● **Objective**: Search the material and gather each line with "JSON" in it.
* * * * * * * * *
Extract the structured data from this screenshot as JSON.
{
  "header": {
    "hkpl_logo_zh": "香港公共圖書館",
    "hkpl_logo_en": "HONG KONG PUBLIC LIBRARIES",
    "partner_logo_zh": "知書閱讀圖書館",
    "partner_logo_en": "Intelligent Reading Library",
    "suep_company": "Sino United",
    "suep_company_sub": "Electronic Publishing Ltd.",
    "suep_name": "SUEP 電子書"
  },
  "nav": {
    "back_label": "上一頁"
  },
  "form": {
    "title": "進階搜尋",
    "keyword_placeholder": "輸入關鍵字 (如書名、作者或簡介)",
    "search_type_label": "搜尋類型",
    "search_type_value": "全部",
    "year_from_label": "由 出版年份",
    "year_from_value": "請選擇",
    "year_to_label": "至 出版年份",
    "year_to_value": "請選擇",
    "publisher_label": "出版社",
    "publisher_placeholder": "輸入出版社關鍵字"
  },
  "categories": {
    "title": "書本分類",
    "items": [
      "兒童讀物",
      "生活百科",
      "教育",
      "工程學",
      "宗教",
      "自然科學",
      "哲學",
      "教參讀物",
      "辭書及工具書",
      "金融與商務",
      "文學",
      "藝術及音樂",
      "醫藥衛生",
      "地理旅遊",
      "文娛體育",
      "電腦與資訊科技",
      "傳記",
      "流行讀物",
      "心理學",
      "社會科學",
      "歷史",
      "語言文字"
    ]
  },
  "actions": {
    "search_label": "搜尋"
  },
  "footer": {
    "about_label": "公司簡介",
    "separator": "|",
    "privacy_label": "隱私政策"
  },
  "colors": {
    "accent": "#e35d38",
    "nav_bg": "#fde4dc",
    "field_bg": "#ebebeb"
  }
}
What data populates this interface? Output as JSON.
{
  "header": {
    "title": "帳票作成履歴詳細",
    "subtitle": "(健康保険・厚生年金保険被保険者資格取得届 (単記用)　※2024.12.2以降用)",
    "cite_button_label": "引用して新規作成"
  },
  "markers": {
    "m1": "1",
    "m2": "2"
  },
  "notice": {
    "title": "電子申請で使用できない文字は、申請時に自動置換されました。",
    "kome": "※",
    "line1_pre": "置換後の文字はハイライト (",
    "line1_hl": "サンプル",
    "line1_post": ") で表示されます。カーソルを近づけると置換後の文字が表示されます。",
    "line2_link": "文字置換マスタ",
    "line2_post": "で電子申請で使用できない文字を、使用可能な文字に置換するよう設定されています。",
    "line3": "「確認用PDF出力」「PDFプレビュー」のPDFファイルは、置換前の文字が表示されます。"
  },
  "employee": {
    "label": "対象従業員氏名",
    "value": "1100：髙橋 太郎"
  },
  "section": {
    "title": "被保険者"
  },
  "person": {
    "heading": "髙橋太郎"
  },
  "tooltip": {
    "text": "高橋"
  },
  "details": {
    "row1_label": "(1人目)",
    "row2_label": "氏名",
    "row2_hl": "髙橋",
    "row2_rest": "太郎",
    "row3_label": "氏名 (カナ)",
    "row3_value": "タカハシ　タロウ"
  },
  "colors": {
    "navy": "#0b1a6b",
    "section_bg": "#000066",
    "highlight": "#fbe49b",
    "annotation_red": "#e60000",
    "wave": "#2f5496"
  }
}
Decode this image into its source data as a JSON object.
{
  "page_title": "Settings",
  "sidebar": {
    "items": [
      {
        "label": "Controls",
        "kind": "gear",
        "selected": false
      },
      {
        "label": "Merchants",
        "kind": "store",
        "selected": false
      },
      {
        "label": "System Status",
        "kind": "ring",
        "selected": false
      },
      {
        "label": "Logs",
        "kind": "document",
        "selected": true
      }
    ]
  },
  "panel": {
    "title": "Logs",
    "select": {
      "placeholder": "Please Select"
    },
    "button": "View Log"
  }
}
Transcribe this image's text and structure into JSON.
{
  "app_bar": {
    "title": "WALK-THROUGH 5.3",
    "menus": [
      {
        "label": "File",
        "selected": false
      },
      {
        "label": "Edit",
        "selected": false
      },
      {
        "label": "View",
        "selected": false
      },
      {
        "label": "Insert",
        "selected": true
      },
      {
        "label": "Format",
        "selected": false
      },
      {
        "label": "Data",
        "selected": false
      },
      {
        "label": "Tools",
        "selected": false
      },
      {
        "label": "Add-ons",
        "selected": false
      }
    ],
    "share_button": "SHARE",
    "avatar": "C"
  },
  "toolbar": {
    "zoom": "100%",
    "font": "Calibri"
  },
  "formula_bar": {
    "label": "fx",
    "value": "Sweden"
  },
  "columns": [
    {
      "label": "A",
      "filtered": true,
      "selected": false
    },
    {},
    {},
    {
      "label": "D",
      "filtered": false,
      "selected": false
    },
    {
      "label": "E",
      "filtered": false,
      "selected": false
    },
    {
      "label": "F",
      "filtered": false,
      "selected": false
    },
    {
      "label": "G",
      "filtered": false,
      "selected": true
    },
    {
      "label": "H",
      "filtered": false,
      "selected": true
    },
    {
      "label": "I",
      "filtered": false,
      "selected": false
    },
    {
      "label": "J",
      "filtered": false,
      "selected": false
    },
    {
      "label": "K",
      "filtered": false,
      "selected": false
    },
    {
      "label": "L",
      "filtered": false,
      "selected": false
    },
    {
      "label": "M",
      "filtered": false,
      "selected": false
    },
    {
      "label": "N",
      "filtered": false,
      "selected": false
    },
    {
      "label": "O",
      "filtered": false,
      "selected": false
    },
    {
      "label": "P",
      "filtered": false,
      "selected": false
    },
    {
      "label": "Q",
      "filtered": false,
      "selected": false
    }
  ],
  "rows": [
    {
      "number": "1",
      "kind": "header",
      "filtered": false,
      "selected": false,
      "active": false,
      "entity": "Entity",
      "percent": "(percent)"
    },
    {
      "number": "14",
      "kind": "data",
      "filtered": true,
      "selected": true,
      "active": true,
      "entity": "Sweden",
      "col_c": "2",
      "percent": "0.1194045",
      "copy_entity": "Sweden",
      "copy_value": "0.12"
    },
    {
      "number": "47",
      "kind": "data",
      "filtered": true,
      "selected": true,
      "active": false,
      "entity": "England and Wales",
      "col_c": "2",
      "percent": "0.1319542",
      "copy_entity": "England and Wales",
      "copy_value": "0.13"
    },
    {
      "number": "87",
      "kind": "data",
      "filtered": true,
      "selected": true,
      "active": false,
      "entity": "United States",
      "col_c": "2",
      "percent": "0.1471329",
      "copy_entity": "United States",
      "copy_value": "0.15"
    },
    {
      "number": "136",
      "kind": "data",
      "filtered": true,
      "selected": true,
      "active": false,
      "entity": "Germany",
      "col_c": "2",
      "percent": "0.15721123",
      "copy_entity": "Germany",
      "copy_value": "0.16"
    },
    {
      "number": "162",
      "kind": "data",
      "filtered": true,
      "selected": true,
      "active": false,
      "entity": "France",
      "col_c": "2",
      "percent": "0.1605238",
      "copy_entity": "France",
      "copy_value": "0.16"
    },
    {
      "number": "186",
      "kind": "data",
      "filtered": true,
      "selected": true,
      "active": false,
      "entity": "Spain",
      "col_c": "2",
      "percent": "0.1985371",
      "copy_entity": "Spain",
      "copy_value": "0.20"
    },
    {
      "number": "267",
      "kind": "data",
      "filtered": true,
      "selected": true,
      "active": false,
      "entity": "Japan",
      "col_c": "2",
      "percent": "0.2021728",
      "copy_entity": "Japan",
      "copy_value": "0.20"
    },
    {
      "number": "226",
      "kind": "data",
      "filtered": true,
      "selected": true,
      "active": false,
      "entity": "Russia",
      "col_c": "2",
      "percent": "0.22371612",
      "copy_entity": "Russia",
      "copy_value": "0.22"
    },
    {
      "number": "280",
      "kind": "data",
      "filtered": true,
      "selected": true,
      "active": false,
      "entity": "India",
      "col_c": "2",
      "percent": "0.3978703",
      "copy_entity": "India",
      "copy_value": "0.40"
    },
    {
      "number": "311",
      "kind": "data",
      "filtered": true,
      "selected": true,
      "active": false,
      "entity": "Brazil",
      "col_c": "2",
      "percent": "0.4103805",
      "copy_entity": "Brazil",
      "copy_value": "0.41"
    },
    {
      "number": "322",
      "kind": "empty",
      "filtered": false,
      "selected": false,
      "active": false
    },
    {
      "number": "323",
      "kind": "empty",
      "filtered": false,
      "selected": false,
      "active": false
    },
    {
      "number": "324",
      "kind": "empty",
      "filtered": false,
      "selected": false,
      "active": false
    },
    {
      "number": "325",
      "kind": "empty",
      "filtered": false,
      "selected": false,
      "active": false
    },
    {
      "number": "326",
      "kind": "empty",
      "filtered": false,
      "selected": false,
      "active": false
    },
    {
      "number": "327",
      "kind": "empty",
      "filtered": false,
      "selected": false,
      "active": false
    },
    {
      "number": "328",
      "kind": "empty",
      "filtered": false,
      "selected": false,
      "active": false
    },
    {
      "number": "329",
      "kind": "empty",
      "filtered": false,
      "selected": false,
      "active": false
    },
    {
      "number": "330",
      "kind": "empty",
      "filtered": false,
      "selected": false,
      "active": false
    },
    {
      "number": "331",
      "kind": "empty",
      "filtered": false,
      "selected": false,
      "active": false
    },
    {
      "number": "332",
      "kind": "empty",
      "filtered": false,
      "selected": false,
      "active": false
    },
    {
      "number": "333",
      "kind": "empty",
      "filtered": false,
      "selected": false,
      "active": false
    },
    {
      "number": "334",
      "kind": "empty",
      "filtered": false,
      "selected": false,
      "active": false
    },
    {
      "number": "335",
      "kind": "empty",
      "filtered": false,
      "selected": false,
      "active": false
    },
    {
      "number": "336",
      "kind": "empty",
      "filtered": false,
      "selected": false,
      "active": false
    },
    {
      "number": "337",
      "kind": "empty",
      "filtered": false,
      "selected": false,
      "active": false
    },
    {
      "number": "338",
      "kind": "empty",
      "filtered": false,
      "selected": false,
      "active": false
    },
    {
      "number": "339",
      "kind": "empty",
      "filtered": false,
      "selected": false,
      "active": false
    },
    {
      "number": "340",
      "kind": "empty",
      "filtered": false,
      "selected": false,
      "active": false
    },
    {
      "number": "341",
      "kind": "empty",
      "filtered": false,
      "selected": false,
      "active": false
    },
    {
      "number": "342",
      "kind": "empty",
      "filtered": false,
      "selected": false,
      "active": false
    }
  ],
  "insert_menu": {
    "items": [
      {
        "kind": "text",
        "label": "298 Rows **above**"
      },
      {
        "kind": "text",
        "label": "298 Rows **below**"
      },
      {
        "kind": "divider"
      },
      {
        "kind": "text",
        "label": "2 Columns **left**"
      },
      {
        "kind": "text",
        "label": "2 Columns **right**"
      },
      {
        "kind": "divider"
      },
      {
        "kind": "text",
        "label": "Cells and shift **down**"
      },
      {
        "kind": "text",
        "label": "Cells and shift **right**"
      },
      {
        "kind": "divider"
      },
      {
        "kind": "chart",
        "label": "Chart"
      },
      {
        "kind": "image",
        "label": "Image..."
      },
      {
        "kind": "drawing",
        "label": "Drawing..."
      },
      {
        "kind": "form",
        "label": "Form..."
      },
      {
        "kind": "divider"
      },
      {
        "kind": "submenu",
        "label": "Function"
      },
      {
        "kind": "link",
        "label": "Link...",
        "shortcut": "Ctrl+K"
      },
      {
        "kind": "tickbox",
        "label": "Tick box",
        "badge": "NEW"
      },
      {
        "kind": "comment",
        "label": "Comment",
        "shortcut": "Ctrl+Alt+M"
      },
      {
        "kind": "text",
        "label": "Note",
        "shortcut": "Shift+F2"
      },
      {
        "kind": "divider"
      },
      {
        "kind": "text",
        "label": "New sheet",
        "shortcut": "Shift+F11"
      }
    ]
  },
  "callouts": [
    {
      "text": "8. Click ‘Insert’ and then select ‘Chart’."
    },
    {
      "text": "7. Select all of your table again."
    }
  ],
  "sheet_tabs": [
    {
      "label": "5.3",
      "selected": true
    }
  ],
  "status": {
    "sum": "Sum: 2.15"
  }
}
* * * * * * * * *
● **Solved problem**:
Extract the structured data from this screenshot as JSON.
What data populates this interface? Output as JSON.
Decode this image into its source data as a JSON object.
Transcribe this image's text and structure into JSON.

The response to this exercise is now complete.